The exercise →
Will you transcribe the entries that follow, exactly and in full?

Given information →
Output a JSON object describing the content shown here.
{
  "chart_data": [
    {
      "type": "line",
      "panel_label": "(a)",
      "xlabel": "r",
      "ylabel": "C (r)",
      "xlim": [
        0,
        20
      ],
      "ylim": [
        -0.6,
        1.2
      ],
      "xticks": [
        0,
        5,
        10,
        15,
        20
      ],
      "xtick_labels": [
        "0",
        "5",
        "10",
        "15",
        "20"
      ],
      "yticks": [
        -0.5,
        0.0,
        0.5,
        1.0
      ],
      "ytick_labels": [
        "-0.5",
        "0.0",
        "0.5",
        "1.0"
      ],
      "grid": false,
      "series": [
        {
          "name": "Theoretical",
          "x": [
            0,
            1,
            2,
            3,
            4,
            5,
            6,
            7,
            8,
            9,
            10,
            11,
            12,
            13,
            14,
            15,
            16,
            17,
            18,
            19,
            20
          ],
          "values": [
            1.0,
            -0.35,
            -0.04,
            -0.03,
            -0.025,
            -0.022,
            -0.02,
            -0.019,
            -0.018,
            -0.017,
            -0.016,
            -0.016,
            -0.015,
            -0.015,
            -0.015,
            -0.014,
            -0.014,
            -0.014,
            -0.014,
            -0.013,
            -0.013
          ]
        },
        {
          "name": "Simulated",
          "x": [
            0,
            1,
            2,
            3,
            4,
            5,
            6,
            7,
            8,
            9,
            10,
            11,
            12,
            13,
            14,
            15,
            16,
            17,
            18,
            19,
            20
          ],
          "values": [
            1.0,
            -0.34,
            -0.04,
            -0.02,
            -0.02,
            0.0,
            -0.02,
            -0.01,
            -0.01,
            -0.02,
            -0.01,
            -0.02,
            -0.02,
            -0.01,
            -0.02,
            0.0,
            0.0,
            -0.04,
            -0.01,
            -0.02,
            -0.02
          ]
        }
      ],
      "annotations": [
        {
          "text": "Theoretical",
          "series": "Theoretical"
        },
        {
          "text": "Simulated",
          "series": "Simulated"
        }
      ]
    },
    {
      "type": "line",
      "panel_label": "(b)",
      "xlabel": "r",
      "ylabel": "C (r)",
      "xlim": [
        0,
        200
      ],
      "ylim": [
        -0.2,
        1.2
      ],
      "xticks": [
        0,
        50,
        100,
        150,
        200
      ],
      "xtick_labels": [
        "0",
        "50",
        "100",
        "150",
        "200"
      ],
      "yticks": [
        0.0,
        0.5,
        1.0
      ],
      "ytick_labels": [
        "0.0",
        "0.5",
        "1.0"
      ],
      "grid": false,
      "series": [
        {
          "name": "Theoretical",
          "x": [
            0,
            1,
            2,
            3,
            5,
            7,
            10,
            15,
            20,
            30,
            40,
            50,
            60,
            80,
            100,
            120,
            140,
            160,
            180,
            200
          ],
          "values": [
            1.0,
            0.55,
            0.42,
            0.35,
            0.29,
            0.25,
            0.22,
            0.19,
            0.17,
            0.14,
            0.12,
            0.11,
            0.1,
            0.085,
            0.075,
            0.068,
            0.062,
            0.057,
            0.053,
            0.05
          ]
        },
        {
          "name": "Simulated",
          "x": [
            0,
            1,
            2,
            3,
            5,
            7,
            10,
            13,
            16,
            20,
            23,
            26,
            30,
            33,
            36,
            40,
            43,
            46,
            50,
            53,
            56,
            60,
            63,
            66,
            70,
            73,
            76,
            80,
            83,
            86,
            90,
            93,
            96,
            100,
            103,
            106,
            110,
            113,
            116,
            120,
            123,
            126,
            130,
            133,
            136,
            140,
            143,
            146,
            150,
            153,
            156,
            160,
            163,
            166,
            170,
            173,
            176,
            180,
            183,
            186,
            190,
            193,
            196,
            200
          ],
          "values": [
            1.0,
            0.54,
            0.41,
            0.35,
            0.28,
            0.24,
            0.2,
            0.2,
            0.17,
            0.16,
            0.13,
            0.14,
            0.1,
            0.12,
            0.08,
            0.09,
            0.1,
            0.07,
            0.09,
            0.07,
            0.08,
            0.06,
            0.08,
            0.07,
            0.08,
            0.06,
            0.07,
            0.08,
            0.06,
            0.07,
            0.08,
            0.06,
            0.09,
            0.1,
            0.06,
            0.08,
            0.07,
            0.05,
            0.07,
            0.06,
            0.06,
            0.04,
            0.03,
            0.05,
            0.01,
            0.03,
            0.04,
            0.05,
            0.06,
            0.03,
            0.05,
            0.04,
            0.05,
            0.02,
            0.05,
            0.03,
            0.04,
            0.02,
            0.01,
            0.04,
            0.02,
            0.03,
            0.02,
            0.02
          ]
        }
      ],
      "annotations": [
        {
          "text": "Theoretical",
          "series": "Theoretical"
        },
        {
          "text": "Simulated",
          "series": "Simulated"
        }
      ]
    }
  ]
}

Solution for this exercise →
Output a JSON object describing the content shown here.
{
  "chart_data": [
    {
      "type": "line",
      "panel_label": "(a)",
      "xlabel": "r",
      "ylabel": "C (r)",
      "xlim": [
        0,
        20
      ],
      "ylim": [
        -0.6,
        1.2
      ],
      "xticks": [
        0,
        5,
        10,
        15,
        20
      ],
      "xtick_labels": [
        "0",
        "5",
        "10",
        "15",
        "20"
      ],
      "yticks": [
        -0.5,
        0.0,
        0.5,
        1.0
      ],
      "ytick_labels": [
        "-0.5",
        "0.0",
        "0.5",
        "1.0"
      ],
      "grid": false,
      "series": [
        {
          "name": "Theoretical",
          "x": [
            0,
            1,
            2,
            3,
            4,
            5,
            6,
            7,
            8,
            9,
            10,
            11,
            12,
            13,
            14,
            15,
            16,
            17,
            18,
            19,
            20
          ],
          "values": [
            1.0,
            -0.35,
            -0.04,
            -0.03,
            -0.025,
            -0.022,
            -0.02,
            -0.019,
            -0.018,
            -0.017,
            -0.016,
            -0.016,
            -0.015,
            -0.015,
            -0.015,
            -0.014,
            -0.014,
            -0.014,
            -0.014,
            -0.013,
            -0.013
          ]
        },
        {
          "name": "Simulated",
          "x": [
            0,
            1,
            2,
            3,
            4,
            5,
            6,
            7,
            8,
            9,
            10,
            11,
            12,
            13,
            14,
            15,
            16,
            17,
            18,
            19,
            20
          ],
          "values": [
            1.0,
            -0.34,
            -0.04,
            -0.02,
            -0.02,
            0.0,
            -0.02,
            -0.01,
            -0.01,
            -0.02,
            -0.01,
            -0.02,
            -0.02,
            -0.01,
            -0.02,
            0.0,
            0.0,
            -0.04,
            -0.01,
            -0.02,
            -0.02
          ]
        }
      ],
      "annotations": [
        {
          "text": "Theoretical",
          "series": "Theoretical"
        },
        {
          "text": "Simulated",
          "series": "Simulated"
        }
      ]
    },
    {
      "type": "line",
      "panel_label": "(b)",
      "xlabel": "r",
      "ylabel": "C (r)",
      "xlim": [
        0,
        200
      ],
      "ylim": [
        -0.2,
        1.2
      ],
      "xticks": [
        0,
        50,
        100,
        150,
        200
      ],
      "xtick_labels": [
        "0",
        "50",
        "100",
        "150",
        "200"
      ],
      "yticks": [
        0.0,
        0.5,
        1.0
      ],
      "ytick_labels": [
        "0.0",
        "0.5",
        "1.0"
      ],
      "grid": false,
      "series": [
        {
          "name": "Theoretical",
          "x": [
            0,
            1,
            2,
            3,
            5,
            7,
            10,
            15,
            20,
            30,
            40,
            50,
            60,
            80,
            100,
            120,
            140,
            160,
            180,
            200
          ],
          "values": [
            1.0,
            0.55,
            0.42,
            0.35,
            0.29,
            0.25,
            0.22,
            0.19,
            0.17,
            0.14,
            0.12,
            0.11,
            0.1,
            0.085,
            0.075,
            0.068,
            0.062,
            0.057,
            0.053,
            0.05
          ]
        },
        {
          "name": "Simulated",
          "x": [
            0,
            1,
            2,
            3,
            5,
            7,
            10,
            13,
            16,
            20,
            23,
            26,
            30,
            33,
            36,
            40,
            43,
            46,
            50,
            53,
            56,
            60,
            63,
            66,
            70,
            73,
            76,
            80,
            83,
            86,
            90,
            93,
            96,
            100,
            103,
            106,
            110,
            113,
            116,
            120,
            123,
            126,
            130,
            133,
            136,
            140,
            143,
            146,
            150,
            153,
            156,
            160,
            163,
            166,
            170,
            173,
            176,
            180,
            183,
            186,
            190,
            193,
            196,
            200
          ],
          "values": [
            1.0,
            0.54,
            0.41,
            0.35,
            0.28,
            0.24,
            0.2,
            0.2,
            0.17,
            0.16,
            0.13,
            0.14,
            0.1,
            0.12,
            0.08,
            0.09,
            0.1,
            0.07,
            0.09,
            0.07,
            0.08,
            0.06,
            0.08,
            0.07,
            0.08,
            0.06,
            0.07,
            0.08,
            0.06,
            0.07,
            0.08,
            0.06,
            0.09,
            0.1,
            0.06,
            0.08,
            0.07,
            0.05,
            0.07,
            0.06,
            0.06,
            0.04,
            0.03,
            0.05,
            0.01,
            0.03,
            0.04,
            0.05,
            0.06,
            0.03,
            0.05,
            0.04,
            0.05,
            0.02,
            0.05,
            0.03,
            0.04,
            0.02,
            0.01,
            0.04,
            0.02,
            0.03,
            0.02,
            0.02
          ]
        }
      ],
      "annotations": [
        {
          "text": "Theoretical",
          "series": "Theoretical"
        },
        {
          "text": "Simulated",
          "series": "Simulated"
        }
      ]
    }
  ]
}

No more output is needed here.